_What to do_
Copy each line of the entries that includes the word "Setiap".

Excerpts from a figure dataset

◇ ◇ ◇ ◇ ◇ ◇ ◇

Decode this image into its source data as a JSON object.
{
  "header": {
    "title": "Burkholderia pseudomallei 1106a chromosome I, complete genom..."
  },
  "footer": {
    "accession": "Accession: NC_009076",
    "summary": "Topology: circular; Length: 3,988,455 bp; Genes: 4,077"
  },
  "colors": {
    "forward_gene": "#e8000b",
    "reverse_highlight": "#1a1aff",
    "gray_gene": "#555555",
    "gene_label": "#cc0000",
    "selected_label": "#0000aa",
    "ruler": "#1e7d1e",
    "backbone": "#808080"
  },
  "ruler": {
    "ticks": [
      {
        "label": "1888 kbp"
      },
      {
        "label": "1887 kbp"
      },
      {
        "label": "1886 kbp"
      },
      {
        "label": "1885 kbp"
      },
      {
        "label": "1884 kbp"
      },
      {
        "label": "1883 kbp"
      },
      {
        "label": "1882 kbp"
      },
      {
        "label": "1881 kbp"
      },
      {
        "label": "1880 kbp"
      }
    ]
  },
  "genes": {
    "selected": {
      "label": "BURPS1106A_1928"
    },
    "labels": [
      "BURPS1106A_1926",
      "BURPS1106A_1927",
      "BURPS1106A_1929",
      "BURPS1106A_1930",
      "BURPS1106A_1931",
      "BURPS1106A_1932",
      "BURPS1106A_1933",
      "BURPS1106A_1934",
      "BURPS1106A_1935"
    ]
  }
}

◇ ◇ ◇ ◇ ◇ ◇ ◇

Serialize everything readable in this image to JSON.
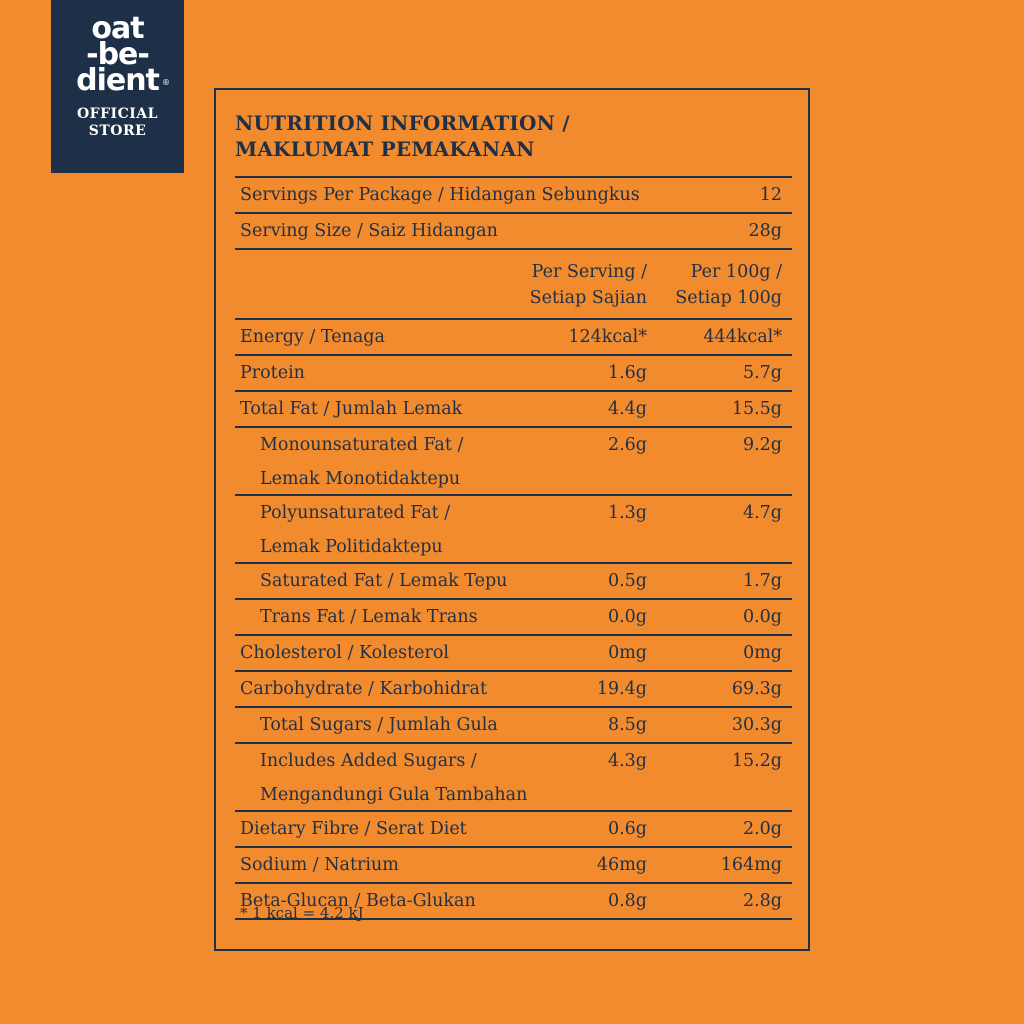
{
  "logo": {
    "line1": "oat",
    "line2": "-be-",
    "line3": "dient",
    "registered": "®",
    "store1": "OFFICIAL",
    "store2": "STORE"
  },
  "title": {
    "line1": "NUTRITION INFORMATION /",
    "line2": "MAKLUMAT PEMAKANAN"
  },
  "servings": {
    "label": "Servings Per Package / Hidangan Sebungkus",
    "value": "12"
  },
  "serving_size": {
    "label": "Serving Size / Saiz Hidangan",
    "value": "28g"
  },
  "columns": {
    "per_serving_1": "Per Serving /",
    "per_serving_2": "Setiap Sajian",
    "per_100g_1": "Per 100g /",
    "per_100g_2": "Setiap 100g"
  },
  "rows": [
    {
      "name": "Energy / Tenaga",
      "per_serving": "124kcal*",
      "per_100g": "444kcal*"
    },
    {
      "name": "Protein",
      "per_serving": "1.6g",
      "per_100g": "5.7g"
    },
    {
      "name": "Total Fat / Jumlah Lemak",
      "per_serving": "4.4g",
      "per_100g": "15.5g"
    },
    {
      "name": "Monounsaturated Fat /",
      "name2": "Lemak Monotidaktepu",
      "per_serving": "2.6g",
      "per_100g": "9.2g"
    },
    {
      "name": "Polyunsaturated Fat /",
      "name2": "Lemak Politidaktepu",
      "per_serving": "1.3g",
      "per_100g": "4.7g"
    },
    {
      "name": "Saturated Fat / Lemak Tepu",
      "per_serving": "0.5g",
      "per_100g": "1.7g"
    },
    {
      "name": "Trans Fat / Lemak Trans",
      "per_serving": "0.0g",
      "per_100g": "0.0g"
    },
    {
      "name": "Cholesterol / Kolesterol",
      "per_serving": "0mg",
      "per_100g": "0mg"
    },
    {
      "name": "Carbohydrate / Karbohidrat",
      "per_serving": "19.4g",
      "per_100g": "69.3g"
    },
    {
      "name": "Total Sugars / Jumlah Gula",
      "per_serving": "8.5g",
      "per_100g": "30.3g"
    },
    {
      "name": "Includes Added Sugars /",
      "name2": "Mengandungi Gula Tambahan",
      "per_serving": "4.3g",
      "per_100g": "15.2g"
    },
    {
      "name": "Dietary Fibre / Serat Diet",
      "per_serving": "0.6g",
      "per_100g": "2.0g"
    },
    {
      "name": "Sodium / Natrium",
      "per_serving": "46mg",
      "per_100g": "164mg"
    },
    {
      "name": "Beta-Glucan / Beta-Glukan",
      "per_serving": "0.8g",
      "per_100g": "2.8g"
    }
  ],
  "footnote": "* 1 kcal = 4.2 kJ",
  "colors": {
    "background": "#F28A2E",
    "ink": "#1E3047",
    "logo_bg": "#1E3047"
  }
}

◇ ◇ ◇ ◇ ◇ ◇ ◇

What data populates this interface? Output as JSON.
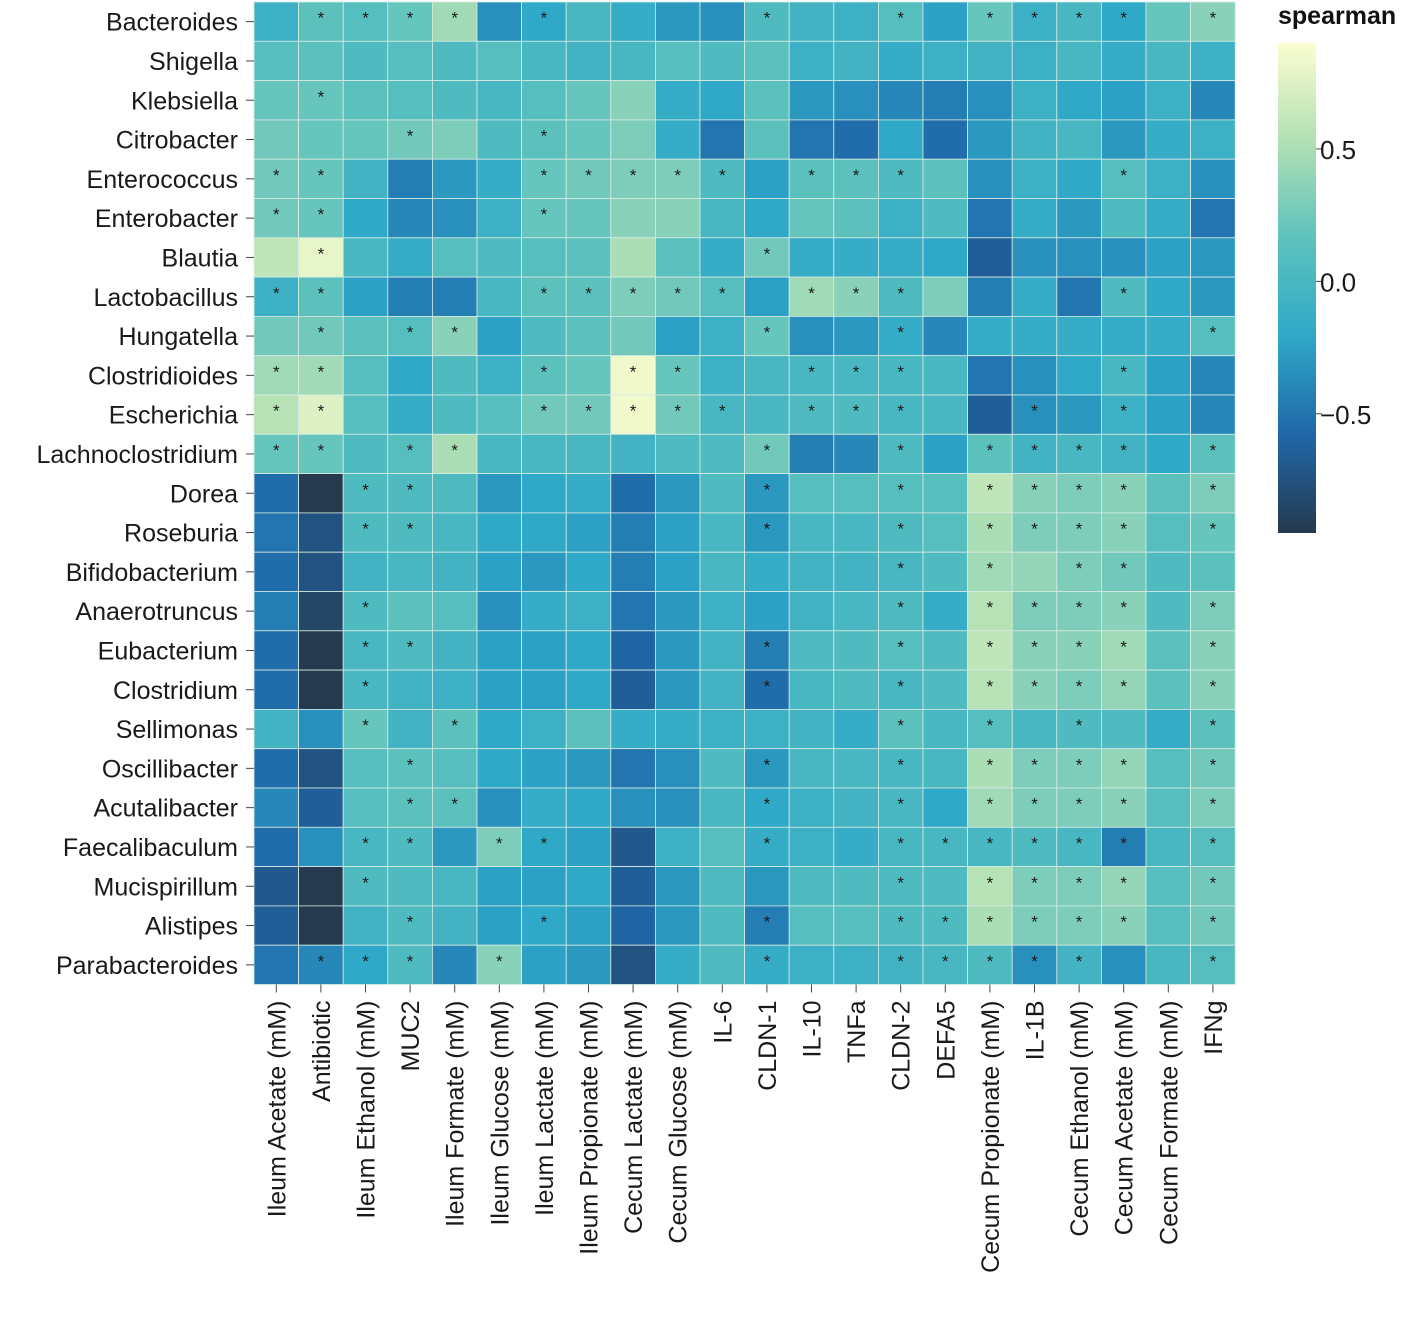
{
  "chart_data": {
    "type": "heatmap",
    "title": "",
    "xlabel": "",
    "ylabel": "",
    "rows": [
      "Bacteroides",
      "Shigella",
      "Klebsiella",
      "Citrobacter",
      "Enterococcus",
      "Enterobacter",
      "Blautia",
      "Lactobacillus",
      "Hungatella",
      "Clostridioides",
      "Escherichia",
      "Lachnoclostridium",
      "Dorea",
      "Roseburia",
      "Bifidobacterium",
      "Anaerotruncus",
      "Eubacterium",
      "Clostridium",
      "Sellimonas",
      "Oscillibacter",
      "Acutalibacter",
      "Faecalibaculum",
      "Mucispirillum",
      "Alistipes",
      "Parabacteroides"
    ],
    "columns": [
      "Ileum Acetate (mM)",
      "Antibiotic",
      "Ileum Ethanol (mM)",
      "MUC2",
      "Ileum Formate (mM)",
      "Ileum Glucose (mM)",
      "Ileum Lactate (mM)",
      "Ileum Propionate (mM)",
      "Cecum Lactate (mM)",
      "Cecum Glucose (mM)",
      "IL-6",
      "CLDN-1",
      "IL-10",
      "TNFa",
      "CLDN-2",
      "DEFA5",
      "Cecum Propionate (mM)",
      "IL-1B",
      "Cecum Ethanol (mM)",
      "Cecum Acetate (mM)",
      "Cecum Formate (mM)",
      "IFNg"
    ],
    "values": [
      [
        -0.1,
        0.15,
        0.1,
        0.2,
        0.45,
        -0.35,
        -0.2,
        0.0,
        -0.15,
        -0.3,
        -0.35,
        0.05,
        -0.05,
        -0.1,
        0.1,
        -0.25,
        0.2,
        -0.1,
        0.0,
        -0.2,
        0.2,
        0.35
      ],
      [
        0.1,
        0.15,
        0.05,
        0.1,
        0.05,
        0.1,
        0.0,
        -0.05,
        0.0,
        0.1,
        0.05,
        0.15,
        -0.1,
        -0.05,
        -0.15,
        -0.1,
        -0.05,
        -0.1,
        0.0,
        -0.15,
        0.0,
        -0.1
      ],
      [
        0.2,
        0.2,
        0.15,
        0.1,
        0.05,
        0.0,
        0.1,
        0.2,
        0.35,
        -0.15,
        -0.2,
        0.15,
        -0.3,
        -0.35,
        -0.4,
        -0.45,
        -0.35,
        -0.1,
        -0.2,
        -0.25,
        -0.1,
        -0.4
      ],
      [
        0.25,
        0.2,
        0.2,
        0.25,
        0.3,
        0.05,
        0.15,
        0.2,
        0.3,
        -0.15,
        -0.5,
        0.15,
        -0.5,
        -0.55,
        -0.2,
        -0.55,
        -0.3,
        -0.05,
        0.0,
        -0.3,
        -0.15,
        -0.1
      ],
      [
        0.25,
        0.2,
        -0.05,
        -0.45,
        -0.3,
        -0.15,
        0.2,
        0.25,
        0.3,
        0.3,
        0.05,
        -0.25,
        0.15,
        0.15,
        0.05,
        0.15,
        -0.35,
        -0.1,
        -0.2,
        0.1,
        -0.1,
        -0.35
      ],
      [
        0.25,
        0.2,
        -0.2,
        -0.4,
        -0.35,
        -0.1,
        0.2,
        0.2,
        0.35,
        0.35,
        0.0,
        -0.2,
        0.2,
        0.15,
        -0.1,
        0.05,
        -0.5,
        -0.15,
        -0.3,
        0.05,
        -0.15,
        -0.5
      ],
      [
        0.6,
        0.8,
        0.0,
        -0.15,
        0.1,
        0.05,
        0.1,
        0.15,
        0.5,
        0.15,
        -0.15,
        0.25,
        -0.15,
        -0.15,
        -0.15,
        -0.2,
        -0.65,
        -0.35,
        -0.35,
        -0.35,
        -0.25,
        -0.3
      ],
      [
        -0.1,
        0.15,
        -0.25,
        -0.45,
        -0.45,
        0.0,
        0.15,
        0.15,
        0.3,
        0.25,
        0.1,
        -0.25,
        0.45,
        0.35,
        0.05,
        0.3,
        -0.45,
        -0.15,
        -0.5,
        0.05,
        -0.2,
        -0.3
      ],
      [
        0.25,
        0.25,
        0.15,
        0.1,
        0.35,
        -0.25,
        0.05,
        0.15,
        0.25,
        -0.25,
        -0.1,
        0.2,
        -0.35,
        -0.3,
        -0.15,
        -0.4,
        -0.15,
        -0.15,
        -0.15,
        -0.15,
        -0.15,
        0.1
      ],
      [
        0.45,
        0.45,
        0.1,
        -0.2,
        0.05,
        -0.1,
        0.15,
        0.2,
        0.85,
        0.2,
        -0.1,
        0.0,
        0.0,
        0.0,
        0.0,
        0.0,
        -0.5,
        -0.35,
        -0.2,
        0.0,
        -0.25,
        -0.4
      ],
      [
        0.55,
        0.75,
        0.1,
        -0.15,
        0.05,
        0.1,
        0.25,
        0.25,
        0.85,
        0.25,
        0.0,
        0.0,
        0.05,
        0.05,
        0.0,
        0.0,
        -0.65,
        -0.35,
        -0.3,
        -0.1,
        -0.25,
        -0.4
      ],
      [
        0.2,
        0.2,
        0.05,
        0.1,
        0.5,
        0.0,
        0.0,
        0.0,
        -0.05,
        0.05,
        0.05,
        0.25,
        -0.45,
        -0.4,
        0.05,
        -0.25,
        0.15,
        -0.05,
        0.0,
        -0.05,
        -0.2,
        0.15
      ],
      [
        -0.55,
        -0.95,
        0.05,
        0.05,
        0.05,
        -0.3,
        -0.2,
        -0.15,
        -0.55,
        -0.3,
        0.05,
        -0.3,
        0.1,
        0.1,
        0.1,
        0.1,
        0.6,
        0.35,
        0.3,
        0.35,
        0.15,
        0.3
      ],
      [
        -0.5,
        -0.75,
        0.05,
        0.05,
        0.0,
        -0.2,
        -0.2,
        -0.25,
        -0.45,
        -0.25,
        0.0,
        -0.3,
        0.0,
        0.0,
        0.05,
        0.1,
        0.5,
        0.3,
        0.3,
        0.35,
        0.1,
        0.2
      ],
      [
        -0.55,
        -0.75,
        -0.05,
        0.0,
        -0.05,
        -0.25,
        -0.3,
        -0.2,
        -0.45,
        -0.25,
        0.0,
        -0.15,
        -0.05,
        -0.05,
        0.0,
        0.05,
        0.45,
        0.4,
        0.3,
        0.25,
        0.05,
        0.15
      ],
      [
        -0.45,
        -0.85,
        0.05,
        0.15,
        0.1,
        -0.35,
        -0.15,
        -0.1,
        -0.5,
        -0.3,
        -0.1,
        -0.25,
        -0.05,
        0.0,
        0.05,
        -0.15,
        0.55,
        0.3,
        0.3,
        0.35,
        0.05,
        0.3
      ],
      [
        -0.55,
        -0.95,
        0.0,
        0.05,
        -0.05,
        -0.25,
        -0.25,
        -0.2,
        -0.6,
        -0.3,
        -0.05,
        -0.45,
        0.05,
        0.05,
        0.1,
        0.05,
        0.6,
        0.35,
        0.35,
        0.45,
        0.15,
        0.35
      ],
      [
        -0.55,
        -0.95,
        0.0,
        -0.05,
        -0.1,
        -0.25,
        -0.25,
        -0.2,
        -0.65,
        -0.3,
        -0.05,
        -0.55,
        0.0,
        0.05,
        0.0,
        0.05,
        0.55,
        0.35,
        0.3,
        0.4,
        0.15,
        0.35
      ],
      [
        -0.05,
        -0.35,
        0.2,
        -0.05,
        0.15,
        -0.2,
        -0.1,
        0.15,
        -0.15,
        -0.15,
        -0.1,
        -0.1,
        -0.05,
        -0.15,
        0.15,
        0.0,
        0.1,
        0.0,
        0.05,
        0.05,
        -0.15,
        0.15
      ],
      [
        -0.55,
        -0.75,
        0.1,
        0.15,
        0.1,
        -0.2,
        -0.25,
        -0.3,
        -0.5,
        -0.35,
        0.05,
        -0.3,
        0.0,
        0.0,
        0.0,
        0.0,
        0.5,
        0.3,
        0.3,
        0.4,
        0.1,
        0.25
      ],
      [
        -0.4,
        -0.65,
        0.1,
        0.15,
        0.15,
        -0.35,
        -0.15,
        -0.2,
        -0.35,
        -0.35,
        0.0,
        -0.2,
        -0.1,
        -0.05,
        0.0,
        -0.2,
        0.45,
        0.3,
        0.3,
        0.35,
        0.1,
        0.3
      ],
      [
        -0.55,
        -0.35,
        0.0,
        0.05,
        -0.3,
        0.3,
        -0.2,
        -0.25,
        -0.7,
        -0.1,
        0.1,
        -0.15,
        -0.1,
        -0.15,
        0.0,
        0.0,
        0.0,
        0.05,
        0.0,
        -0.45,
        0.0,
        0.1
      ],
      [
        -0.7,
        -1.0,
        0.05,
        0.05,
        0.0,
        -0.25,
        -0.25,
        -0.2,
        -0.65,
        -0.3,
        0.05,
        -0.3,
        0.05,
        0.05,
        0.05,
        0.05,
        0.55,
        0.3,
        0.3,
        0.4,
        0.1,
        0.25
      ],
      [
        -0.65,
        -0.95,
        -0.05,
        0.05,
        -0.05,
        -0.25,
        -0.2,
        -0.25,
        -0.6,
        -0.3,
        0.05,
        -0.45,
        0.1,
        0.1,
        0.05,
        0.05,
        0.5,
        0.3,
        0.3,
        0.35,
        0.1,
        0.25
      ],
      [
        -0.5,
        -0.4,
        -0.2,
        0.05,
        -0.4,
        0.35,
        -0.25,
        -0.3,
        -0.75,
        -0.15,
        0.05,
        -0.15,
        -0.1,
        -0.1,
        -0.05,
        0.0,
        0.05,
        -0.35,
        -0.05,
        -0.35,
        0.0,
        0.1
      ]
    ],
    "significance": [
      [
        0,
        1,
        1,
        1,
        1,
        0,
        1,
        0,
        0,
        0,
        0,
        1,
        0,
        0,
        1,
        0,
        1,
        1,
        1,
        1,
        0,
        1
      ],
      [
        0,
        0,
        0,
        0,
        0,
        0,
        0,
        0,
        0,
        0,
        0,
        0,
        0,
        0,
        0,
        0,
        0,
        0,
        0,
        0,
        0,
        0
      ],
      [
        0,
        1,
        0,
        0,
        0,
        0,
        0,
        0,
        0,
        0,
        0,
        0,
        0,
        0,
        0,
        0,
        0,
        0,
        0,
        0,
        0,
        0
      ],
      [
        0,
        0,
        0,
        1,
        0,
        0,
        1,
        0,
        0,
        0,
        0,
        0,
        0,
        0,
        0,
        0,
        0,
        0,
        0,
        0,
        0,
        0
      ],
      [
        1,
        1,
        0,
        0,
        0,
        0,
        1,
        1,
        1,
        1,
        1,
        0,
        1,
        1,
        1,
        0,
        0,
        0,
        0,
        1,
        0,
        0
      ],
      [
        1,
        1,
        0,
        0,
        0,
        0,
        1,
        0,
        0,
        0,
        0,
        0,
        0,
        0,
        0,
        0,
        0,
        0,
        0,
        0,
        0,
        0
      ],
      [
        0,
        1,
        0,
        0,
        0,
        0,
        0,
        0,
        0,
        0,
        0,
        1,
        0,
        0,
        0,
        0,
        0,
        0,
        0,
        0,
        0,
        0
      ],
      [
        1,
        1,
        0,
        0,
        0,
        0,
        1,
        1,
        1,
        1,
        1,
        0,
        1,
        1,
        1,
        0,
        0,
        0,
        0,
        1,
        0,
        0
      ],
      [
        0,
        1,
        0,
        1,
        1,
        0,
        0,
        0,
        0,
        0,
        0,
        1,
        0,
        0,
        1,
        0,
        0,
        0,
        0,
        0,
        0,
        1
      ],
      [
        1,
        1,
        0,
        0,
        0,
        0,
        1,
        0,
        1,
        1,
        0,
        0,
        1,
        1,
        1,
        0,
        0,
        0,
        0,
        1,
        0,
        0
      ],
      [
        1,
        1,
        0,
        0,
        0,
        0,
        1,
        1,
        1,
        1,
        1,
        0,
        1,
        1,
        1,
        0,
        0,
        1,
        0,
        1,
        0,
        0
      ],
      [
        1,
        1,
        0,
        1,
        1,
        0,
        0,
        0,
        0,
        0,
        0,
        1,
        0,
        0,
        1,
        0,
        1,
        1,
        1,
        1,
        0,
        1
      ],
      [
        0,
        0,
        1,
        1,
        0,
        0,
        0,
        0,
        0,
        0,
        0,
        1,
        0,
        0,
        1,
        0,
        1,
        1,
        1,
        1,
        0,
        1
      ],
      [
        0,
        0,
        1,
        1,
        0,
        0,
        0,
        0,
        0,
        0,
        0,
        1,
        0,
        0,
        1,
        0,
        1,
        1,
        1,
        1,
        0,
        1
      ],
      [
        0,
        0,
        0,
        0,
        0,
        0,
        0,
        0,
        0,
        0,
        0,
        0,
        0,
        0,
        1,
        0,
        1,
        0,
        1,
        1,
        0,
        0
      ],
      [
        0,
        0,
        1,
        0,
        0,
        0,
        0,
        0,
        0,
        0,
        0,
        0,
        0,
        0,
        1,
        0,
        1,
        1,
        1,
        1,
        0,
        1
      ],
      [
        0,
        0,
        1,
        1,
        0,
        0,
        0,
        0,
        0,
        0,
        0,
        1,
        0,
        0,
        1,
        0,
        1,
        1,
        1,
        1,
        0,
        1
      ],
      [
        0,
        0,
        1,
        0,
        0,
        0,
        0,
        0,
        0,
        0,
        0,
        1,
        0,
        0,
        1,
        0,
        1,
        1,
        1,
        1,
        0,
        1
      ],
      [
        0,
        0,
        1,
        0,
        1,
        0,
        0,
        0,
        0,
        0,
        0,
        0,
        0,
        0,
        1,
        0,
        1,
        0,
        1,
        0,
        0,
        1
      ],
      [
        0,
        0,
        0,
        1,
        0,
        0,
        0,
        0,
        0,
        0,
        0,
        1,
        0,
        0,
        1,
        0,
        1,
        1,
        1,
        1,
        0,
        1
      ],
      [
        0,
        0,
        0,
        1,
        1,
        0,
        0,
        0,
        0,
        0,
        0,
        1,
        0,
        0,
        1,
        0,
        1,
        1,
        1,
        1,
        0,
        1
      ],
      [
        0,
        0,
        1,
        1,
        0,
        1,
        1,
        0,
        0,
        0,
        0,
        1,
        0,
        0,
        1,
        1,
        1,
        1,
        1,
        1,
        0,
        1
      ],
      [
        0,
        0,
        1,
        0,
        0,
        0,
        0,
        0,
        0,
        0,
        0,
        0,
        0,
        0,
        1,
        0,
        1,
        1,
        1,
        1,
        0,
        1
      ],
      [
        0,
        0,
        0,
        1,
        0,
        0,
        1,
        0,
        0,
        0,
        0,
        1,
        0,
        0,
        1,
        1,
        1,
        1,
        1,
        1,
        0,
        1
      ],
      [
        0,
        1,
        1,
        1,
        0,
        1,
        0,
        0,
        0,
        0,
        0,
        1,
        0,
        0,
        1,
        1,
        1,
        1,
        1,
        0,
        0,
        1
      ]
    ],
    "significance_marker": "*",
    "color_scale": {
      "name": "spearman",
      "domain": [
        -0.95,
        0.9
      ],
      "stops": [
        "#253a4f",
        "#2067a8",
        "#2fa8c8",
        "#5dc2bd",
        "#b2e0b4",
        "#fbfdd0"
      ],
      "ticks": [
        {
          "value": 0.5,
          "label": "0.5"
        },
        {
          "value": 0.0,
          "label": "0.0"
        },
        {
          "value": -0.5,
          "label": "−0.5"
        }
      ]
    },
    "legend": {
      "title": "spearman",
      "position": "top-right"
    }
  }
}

◇ ◇ ◇ ◇ ◇ ◇ ◇

_Finished task_
    "per_serving_2": "Setiap Sajian",
    "per_100g_2": "Setiap 100g"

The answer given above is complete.